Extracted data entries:
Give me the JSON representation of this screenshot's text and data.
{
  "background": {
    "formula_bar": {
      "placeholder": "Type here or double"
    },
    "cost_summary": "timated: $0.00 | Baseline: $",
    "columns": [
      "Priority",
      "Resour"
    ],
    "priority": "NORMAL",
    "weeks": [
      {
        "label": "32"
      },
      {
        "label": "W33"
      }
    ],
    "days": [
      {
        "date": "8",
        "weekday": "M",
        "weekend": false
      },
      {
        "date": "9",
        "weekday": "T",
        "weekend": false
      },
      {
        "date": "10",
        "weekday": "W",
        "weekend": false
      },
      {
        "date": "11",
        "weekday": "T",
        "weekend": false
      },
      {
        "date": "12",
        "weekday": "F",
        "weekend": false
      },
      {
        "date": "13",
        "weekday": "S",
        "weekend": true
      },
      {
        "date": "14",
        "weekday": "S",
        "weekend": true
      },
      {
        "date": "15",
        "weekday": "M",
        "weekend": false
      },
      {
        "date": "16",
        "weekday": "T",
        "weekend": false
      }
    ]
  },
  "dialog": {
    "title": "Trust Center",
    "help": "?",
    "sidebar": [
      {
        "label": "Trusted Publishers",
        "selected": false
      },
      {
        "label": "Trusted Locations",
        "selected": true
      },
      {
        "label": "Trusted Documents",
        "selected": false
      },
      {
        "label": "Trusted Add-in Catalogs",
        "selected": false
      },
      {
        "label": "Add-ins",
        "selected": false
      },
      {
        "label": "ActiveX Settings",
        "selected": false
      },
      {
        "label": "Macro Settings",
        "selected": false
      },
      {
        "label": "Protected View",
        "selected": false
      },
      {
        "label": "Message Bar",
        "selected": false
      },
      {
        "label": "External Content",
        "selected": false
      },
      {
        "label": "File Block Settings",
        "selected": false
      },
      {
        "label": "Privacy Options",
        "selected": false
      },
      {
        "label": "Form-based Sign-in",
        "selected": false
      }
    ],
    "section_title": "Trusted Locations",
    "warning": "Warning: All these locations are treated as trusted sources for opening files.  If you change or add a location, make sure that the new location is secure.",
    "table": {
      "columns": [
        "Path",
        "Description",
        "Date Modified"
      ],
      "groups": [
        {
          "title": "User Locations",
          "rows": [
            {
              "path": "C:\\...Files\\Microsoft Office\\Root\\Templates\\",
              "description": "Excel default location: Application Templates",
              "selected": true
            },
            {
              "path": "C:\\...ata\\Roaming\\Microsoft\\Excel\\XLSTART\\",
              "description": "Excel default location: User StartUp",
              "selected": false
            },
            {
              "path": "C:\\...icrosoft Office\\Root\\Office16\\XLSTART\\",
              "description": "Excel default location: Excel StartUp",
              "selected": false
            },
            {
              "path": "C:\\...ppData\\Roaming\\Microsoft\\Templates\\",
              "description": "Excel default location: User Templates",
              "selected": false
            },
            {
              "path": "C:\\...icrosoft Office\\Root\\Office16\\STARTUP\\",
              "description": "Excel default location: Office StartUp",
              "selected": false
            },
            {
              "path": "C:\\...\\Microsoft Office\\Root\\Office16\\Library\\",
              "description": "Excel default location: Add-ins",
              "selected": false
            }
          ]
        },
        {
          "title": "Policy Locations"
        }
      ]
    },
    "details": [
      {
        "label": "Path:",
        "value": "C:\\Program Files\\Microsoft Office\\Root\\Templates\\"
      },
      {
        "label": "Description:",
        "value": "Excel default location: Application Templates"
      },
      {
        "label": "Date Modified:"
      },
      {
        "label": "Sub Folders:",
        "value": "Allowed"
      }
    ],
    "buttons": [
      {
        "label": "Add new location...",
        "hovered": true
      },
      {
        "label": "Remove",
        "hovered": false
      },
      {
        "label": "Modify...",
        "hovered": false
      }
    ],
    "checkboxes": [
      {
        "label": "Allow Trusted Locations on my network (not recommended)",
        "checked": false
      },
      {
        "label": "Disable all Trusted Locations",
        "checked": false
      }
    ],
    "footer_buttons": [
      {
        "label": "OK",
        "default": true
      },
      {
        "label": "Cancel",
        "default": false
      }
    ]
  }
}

What you are asked to do –
From the entries above, extract each line containing "Settings".

Problem solution –
        "label": "ActiveX Settings",
        "label": "Macro Settings",
        "label": "File Block Settings",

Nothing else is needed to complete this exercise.